══ PROVIDED INFORMATION

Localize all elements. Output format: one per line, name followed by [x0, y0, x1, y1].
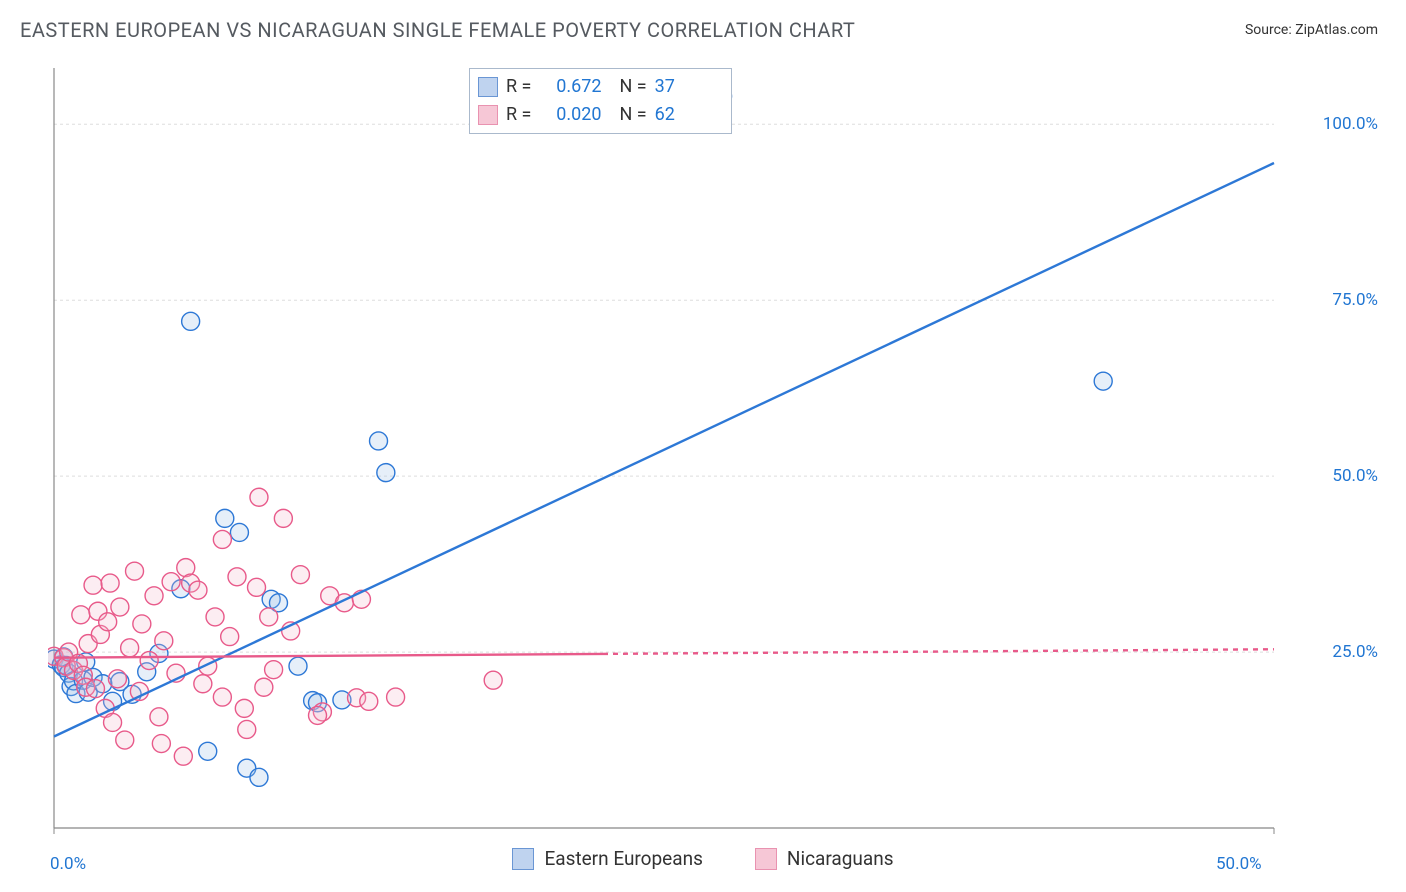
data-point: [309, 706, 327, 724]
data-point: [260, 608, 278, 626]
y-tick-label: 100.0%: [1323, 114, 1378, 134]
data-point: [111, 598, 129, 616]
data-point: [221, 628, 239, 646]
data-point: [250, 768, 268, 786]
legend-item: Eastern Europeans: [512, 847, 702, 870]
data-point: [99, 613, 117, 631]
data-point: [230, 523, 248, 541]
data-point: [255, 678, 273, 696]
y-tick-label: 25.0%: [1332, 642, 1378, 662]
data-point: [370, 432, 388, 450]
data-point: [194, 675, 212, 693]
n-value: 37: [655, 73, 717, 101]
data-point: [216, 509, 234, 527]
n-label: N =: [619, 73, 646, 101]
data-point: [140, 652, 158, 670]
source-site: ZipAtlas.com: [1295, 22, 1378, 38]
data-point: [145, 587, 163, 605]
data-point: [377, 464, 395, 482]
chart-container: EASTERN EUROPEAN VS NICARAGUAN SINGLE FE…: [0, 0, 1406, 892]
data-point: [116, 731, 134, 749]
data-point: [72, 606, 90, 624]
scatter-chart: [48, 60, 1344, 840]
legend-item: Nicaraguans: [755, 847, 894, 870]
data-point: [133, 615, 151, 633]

════

-- WHAT YOU NEED TO DO --
Could you copy every line of the records above word for word, leaving out the picture?

-- FINAL RESULT --
Localize all elements. Output format: one per line, name followed by [x0, y0, x1, y1].
data-point: [309, 706, 327, 724]
data-point: [260, 608, 278, 626]
y-tick-label: 100.0%: [1323, 114, 1378, 134]
data-point: [111, 598, 129, 616]
data-point: [221, 628, 239, 646]
data-point: [250, 768, 268, 786]
legend-item: Eastern Europeans: [512, 847, 702, 870]
data-point: [99, 613, 117, 631]
data-point: [230, 523, 248, 541]
data-point: [255, 678, 273, 696]
y-tick-label: 25.0%: [1332, 642, 1378, 662]
data-point: [370, 432, 388, 450]
data-point: [194, 675, 212, 693]
n-value: 37: [655, 73, 717, 101]
data-point: [216, 509, 234, 527]
n-label: N =: [619, 73, 646, 101]
data-point: [140, 652, 158, 670]
source-site: ZipAtlas.com: [1295, 22, 1378, 38]
data-point: [145, 587, 163, 605]
data-point: [377, 464, 395, 482]
chart-container: EASTERN EUROPEAN VS NICARAGUAN SINGLE FE…: [0, 0, 1406, 892]
data-point: [116, 731, 134, 749]
data-point: [72, 606, 90, 624]
scatter-chart: [48, 60, 1344, 840]
legend-item: Nicaraguans: [755, 847, 894, 870]
data-point: [133, 615, 151, 633]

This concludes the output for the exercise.